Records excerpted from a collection

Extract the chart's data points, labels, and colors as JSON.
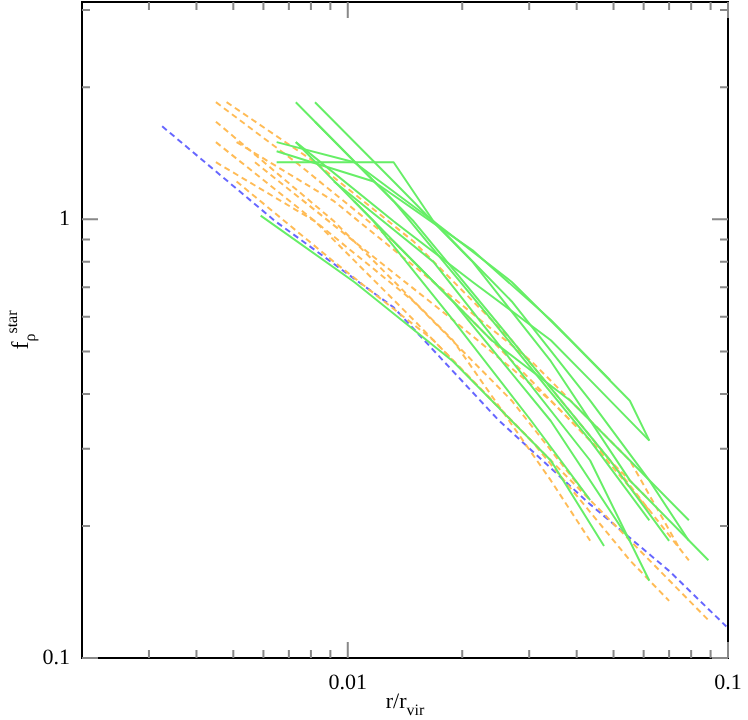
{
  "chart_data": {
    "type": "line",
    "xlabel": "r/r$_{vir}$",
    "ylabel": "f$_{ρ}$$^{star}$",
    "log": "xy",
    "marker": "none",
    "xlim": [
      0.002,
      0.1
    ],
    "ylim": [
      0.1,
      3.13
    ],
    "xticks": [
      {
        "value": 0.003,
        "label": null
      },
      {
        "value": 0.004,
        "label": null
      },
      {
        "value": 0.005,
        "label": null
      },
      {
        "value": 0.006,
        "label": null
      },
      {
        "value": 0.007,
        "label": null
      },
      {
        "value": 0.008,
        "label": null
      },
      {
        "value": 0.009,
        "label": null
      },
      0.01,
      {
        "value": 0.02,
        "label": null
      },
      {
        "value": 0.03,
        "label": null
      },
      {
        "value": 0.04,
        "label": null
      },
      {
        "value": 0.05,
        "label": null
      },
      {
        "value": 0.06,
        "label": null
      },
      {
        "value": 0.07,
        "label": null
      },
      {
        "value": 0.08,
        "label": null
      },
      {
        "value": 0.09,
        "label": null
      },
      0.1
    ],
    "yticks": [
      0.1,
      {
        "value": 0.2,
        "label": null
      },
      {
        "value": 0.3,
        "label": null
      },
      {
        "value": 0.4,
        "label": null
      },
      {
        "value": 0.5,
        "label": null
      },
      {
        "value": 0.6,
        "label": null
      },
      {
        "value": 0.7,
        "label": null
      },
      {
        "value": 0.8,
        "label": null
      },
      {
        "value": 0.9,
        "label": null
      },
      1,
      {
        "value": 2,
        "label": null
      },
      {
        "value": 3,
        "label": null
      }
    ],
    "series": [
      {
        "color": "#66ee66",
        "line_style": "solid",
        "x": [
          0.0073,
          0.0132,
          0.0239,
          0.0434,
          0.0621
        ],
        "values": [
          1.85,
          1.1,
          0.59,
          0.313,
          0.206
        ]
      },
      {
        "color": "#66ee66",
        "line_style": "solid",
        "x": [
          0.0082,
          0.0149,
          0.027,
          0.049,
          0.07
        ],
        "values": [
          1.67,
          0.99,
          0.53,
          0.282,
          0.185
        ]
      },
      {
        "color": "#66ee66",
        "line_style": "solid",
        "x": [
          0.0065,
          0.0132,
          0.0168,
          0.027,
          0.0434,
          0.0621,
          0.0789
        ],
        "values": [
          1.35,
          1.35,
          0.99,
          0.65,
          0.386,
          0.254,
          0.185
        ]
      },
      {
        "color": "#66ee66",
        "line_style": "solid",
        "x": [
          0.0065,
          0.0104,
          0.0168,
          0.027,
          0.0385,
          0.0552,
          0.0621
        ],
        "values": [
          1.5,
          1.35,
          0.99,
          0.72,
          0.53,
          0.386,
          0.313
        ]
      },
      {
        "color": "#66ee66",
        "line_style": "solid",
        "x": [
          0.0059,
          0.0104,
          0.0189,
          0.0342,
          0.0472
        ],
        "values": [
          1.02,
          0.72,
          0.475,
          0.282,
          0.18
        ]
      },
      {
        "color": "#66ee66",
        "line_style": "solid",
        "x": [
          0.0073,
          0.0132,
          0.0213,
          0.0342,
          0.0434,
          0.0621
        ],
        "values": [
          1.5,
          0.99,
          0.72,
          0.53,
          0.43,
          0.313
        ]
      },
      {
        "color": "#66ee66",
        "line_style": "solid",
        "x": [
          0.0082,
          0.0132,
          0.0213,
          0.0342,
          0.0552,
          0.0888
        ],
        "values": [
          1.85,
          1.22,
          0.8,
          0.475,
          0.254,
          0.167
        ]
      },
      {
        "color": "#66ee66",
        "line_style": "solid",
        "x": [
          0.0092,
          0.0168,
          0.027,
          0.0434,
          0.0621
        ],
        "values": [
          1.22,
          0.8,
          0.475,
          0.282,
          0.15
        ]
      },
      {
        "color": "#66ee66",
        "line_style": "solid",
        "x": [
          0.0104,
          0.0189,
          0.0342,
          0.0552
        ],
        "values": [
          1.1,
          0.65,
          0.347,
          0.185
        ]
      },
      {
        "color": "#66ee66",
        "line_style": "solid",
        "x": [
          0.0132,
          0.0239,
          0.0385,
          0.0552,
          0.0789
        ],
        "values": [
          0.89,
          0.53,
          0.386,
          0.282,
          0.206
        ]
      },
      {
        "color": "#66ee66",
        "line_style": "solid",
        "x": [
          0.0073,
          0.0117,
          0.0189,
          0.0304,
          0.0434
        ],
        "values": [
          1.5,
          0.99,
          0.59,
          0.347,
          0.229
        ]
      },
      {
        "color": "#66ee66",
        "line_style": "solid",
        "x": [
          0.0065,
          0.0117,
          0.0213,
          0.0342,
          0.049
        ],
        "values": [
          1.43,
          1.22,
          0.85,
          0.59,
          0.43
        ]
      },
      {
        "color": "#ffbb55",
        "line_style": "dashed",
        "x": [
          0.0045,
          0.0073,
          0.0132,
          0.0239,
          0.0434,
          0.0621
        ],
        "values": [
          1.85,
          1.35,
          0.89,
          0.53,
          0.313,
          0.217
        ]
      },
      {
        "color": "#ffbb55",
        "line_style": "dashed",
        "x": [
          0.0048,
          0.0082,
          0.0149,
          0.027,
          0.049,
          0.0789
        ],
        "values": [
          1.85,
          1.35,
          0.89,
          0.53,
          0.282,
          0.167
        ]
      },
      {
        "color": "#ffbb55",
        "line_style": "dashed",
        "x": [
          0.0045,
          0.0082,
          0.0149,
          0.027,
          0.049,
          0.0888
        ],
        "values": [
          1.5,
          0.99,
          0.59,
          0.347,
          0.206,
          0.122
        ]
      },
      {
        "color": "#ffbb55",
        "line_style": "dashed",
        "x": [
          0.0045,
          0.0082,
          0.0149,
          0.027,
          0.0434
        ],
        "values": [
          1.35,
          0.99,
          0.65,
          0.386,
          0.229
        ]
      },
      {
        "color": "#ffbb55",
        "line_style": "dashed",
        "x": [
          0.0051,
          0.0092,
          0.0168,
          0.0304,
          0.0552,
          0.0745
        ],
        "values": [
          1.5,
          1.1,
          0.72,
          0.475,
          0.282,
          0.178
        ]
      },
      {
        "color": "#ffbb55",
        "line_style": "dashed",
        "x": [
          0.0045,
          0.0092,
          0.0189,
          0.0342,
          0.0434
        ],
        "values": [
          1.67,
          0.99,
          0.53,
          0.254,
          0.185
        ]
      },
      {
        "color": "#ffbb55",
        "line_style": "dashed",
        "x": [
          0.0057,
          0.0104,
          0.0189,
          0.0342,
          0.0621
        ],
        "values": [
          1.35,
          0.89,
          0.59,
          0.386,
          0.229
        ]
      },
      {
        "color": "#ffbb55",
        "line_style": "dashed",
        "x": [
          0.0051,
          0.0092,
          0.0168,
          0.0304,
          0.0552,
          0.07
        ],
        "values": [
          1.22,
          0.8,
          0.53,
          0.313,
          0.167,
          0.135
        ]
      },
      {
        "color": "#6666ff",
        "line_style": "dashed",
        "x": [
          0.00325,
          0.00645,
          0.0132,
          0.0248,
          0.0434,
          0.07,
          0.099
        ],
        "values": [
          1.63,
          0.99,
          0.63,
          0.35,
          0.224,
          0.158,
          0.118
        ]
      }
    ]
  }
}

**Instructions for the task:** Leave out the pictures and output every record above precisely as given.

**Solution:**
Extract the chart's data points, labels, and colors as JSON.
{
  "chart_data": {
    "type": "line",
    "xlabel": "r/r$_{vir}$",
    "ylabel": "f$_{ρ}$$^{star}$",
    "log": "xy",
    "marker": "none",
    "xlim": [
      0.002,
      0.1
    ],
    "ylim": [
      0.1,
      3.13
    ],
    "xticks": [
      {
        "value": 0.003,
        "label": null
      },
      {
        "value": 0.004,
        "label": null
      },
      {
        "value": 0.005,
        "label": null
      },
      {
        "value": 0.006,
        "label": null
      },
      {
        "value": 0.007,
        "label": null
      },
      {
        "value": 0.008,
        "label": null
      },
      {
        "value": 0.009,
        "label": null
      },
      0.01,
      {
        "value": 0.02,
        "label": null
      },
      {
        "value": 0.03,
        "label": null
      },
      {
        "value": 0.04,
        "label": null
      },
      {
        "value": 0.05,
        "label": null
      },
      {
        "value": 0.06,
        "label": null
      },
      {
        "value": 0.07,
        "label": null
      },
      {
        "value": 0.08,
        "label": null
      },
      {
        "value": 0.09,
        "label": null
      },
      0.1
    ],
    "yticks": [
      0.1,
      {
        "value": 0.2,
        "label": null
      },
      {
        "value": 0.3,
        "label": null
      },
      {
        "value": 0.4,
        "label": null
      },
      {
        "value": 0.5,
        "label": null
      },
      {
        "value": 0.6,
        "label": null
      },
      {
        "value": 0.7,
        "label": null
      },
      {
        "value": 0.8,
        "label": null
      },
      {
        "value": 0.9,
        "label": null
      },
      1,
      {
        "value": 2,
        "label": null
      },
      {
        "value": 3,
        "label": null
      }
    ],
    "series": [
      {
        "color": "#66ee66",
        "line_style": "solid",
        "x": [
          0.0073,
          0.0132,
          0.0239,
          0.0434,
          0.0621
        ],
        "values": [
          1.85,
          1.1,
          0.59,
          0.313,
          0.206
        ]
      },
      {
        "color": "#66ee66",
        "line_style": "solid",
        "x": [
          0.0082,
          0.0149,
          0.027,
          0.049,
          0.07
        ],
        "values": [
          1.67,
          0.99,
          0.53,
          0.282,
          0.185
        ]
      },
      {
        "color": "#66ee66",
        "line_style": "solid",
        "x": [
          0.0065,
          0.0132,
          0.0168,
          0.027,
          0.0434,
          0.0621,
          0.0789
        ],
        "values": [
          1.35,
          1.35,
          0.99,
          0.65,
          0.386,
          0.254,
          0.185
        ]
      },
      {
        "color": "#66ee66",
        "line_style": "solid",
        "x": [
          0.0065,
          0.0104,
          0.0168,
          0.027,
          0.0385,
          0.0552,
          0.0621
        ],
        "values": [
          1.5,
          1.35,
          0.99,
          0.72,
          0.53,
          0.386,
          0.313
        ]
      },
      {
        "color": "#66ee66",
        "line_style": "solid",
        "x": [
          0.0059,
          0.0104,
          0.0189,
          0.0342,
          0.0472
        ],
        "values": [
          1.02,
          0.72,
          0.475,
          0.282,
          0.18
        ]
      },
      {
        "color": "#66ee66",
        "line_style": "solid",
        "x": [
          0.0073,
          0.0132,
          0.0213,
          0.0342,
          0.0434,
          0.0621
        ],
        "values": [
          1.5,
          0.99,
          0.72,
          0.53,
          0.43,
          0.313
        ]
      },
      {
        "color": "#66ee66",
        "line_style": "solid",
        "x": [
          0.0082,
          0.0132,
          0.0213,
          0.0342,
          0.0552,
          0.0888
        ],
        "values": [
          1.85,
          1.22,
          0.8,
          0.475,
          0.254,
          0.167
        ]
      },
      {
        "color": "#66ee66",
        "line_style": "solid",
        "x": [
          0.0092,
          0.0168,
          0.027,
          0.0434,
          0.0621
        ],
        "values": [
          1.22,
          0.8,
          0.475,
          0.282,
          0.15
        ]
      },
      {
        "color": "#66ee66",
        "line_style": "solid",
        "x": [
          0.0104,
          0.0189,
          0.0342,
          0.0552
        ],
        "values": [
          1.1,
          0.65,
          0.347,
          0.185
        ]
      },
      {
        "color": "#66ee66",
        "line_style": "solid",
        "x": [
          0.0132,
          0.0239,
          0.0385,
          0.0552,
          0.0789
        ],
        "values": [
          0.89,
          0.53,
          0.386,
          0.282,
          0.206
        ]
      },
      {
        "color": "#66ee66",
        "line_style": "solid",
        "x": [
          0.0073,
          0.0117,
          0.0189,
          0.0304,
          0.0434
        ],
        "values": [
          1.5,
          0.99,
          0.59,
          0.347,
          0.229
        ]
      },
      {
        "color": "#66ee66",
        "line_style": "solid",
        "x": [
          0.0065,
          0.0117,
          0.0213,
          0.0342,
          0.049
        ],
        "values": [
          1.43,
          1.22,
          0.85,
          0.59,
          0.43
        ]
      },
      {
        "color": "#ffbb55",
        "line_style": "dashed",
        "x": [
          0.0045,
          0.0073,
          0.0132,
          0.0239,
          0.0434,
          0.0621
        ],
        "values": [
          1.85,
          1.35,
          0.89,
          0.53,
          0.313,
          0.217
        ]
      },
      {
        "color": "#ffbb55",
        "line_style": "dashed",
        "x": [
          0.0048,
          0.0082,
          0.0149,
          0.027,
          0.049,
          0.0789
        ],
        "values": [
          1.85,
          1.35,
          0.89,
          0.53,
          0.282,
          0.167
        ]
      },
      {
        "color": "#ffbb55",
        "line_style": "dashed",
        "x": [
          0.0045,
          0.0082,
          0.0149,
          0.027,
          0.049,
          0.0888
        ],
        "values": [
          1.5,
          0.99,
          0.59,
          0.347,
          0.206,
          0.122
        ]
      },
      {
        "color": "#ffbb55",
        "line_style": "dashed",
        "x": [
          0.0045,
          0.0082,
          0.0149,
          0.027,
          0.0434
        ],
        "values": [
          1.35,
          0.99,
          0.65,
          0.386,
          0.229
        ]
      },
      {
        "color": "#ffbb55",
        "line_style": "dashed",
        "x": [
          0.0051,
          0.0092,
          0.0168,
          0.0304,
          0.0552,
          0.0745
        ],
        "values": [
          1.5,
          1.1,
          0.72,
          0.475,
          0.282,
          0.178
        ]
      },
      {
        "color": "#ffbb55",
        "line_style": "dashed",
        "x": [
          0.0045,
          0.0092,
          0.0189,
          0.0342,
          0.0434
        ],
        "values": [
          1.67,
          0.99,
          0.53,
          0.254,
          0.185
        ]
      },
      {
        "color": "#ffbb55",
        "line_style": "dashed",
        "x": [
          0.0057,
          0.0104,
          0.0189,
          0.0342,
          0.0621
        ],
        "values": [
          1.35,
          0.89,
          0.59,
          0.386,
          0.229
        ]
      },
      {
        "color": "#ffbb55",
        "line_style": "dashed",
        "x": [
          0.0051,
          0.0092,
          0.0168,
          0.0304,
          0.0552,
          0.07
        ],
        "values": [
          1.22,
          0.8,
          0.53,
          0.313,
          0.167,
          0.135
        ]
      },
      {
        "color": "#6666ff",
        "line_style": "dashed",
        "x": [
          0.00325,
          0.00645,
          0.0132,
          0.0248,
          0.0434,
          0.07,
          0.099
        ],
        "values": [
          1.63,
          0.99,
          0.63,
          0.35,
          0.224,
          0.158,
          0.118
        ]
      }
    ]
  }
}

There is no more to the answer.